>> BEGIN

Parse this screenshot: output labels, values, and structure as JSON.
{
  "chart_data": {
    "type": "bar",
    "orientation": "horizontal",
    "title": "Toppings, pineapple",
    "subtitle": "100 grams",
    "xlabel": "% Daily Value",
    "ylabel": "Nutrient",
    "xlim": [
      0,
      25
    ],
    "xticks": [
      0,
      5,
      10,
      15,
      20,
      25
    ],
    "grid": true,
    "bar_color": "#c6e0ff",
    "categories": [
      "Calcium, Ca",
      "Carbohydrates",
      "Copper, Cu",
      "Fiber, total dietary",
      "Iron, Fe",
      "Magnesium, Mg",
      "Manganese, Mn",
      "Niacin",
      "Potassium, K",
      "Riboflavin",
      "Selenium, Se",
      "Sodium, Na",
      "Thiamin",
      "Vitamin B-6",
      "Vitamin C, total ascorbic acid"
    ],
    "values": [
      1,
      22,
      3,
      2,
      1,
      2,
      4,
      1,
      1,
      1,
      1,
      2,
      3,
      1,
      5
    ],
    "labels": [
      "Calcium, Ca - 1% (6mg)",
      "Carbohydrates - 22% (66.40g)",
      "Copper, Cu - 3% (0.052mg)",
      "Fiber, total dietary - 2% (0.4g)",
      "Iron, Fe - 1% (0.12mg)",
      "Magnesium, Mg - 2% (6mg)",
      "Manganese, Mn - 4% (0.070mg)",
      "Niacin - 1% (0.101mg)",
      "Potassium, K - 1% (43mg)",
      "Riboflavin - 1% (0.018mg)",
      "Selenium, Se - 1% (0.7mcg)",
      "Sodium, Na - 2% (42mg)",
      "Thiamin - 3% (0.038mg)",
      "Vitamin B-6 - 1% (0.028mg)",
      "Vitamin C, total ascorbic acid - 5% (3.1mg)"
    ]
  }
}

>> END

Exactly reproduce every record.

Parse this screenshot: output labels, values, and structure as JSON.
{
  "chart_data": {
    "type": "bar",
    "orientation": "horizontal",
    "title": "Toppings, pineapple",
    "subtitle": "100 grams",
    "xlabel": "% Daily Value",
    "ylabel": "Nutrient",
    "xlim": [
      0,
      25
    ],
    "xticks": [
      0,
      5,
      10,
      15,
      20,
      25
    ],
    "grid": true,
    "bar_color": "#c6e0ff",
    "categories": [
      "Calcium, Ca",
      "Carbohydrates",
      "Copper, Cu",
      "Fiber, total dietary",
      "Iron, Fe",
      "Magnesium, Mg",
      "Manganese, Mn",
      "Niacin",
      "Potassium, K",
      "Riboflavin",
      "Selenium, Se",
      "Sodium, Na",
      "Thiamin",
      "Vitamin B-6",
      "Vitamin C, total ascorbic acid"
    ],
    "values": [
      1,
      22,
      3,
      2,
      1,
      2,
      4,
      1,
      1,
      1,
      1,
      2,
      3,
      1,
      5
    ],
    "labels": [
      "Calcium, Ca - 1% (6mg)",
      "Carbohydrates - 22% (66.40g)",
      "Copper, Cu - 3% (0.052mg)",
      "Fiber, total dietary - 2% (0.4g)",
      "Iron, Fe - 1% (0.12mg)",
      "Magnesium, Mg - 2% (6mg)",
      "Manganese, Mn - 4% (0.070mg)",
      "Niacin - 1% (0.101mg)",
      "Potassium, K - 1% (43mg)",
      "Riboflavin - 1% (0.018mg)",
      "Selenium, Se - 1% (0.7mcg)",
      "Sodium, Na - 2% (42mg)",
      "Thiamin - 3% (0.038mg)",
      "Vitamin B-6 - 1% (0.028mg)",
      "Vitamin C, total ascorbic acid - 5% (3.1mg)"
    ]
  }
}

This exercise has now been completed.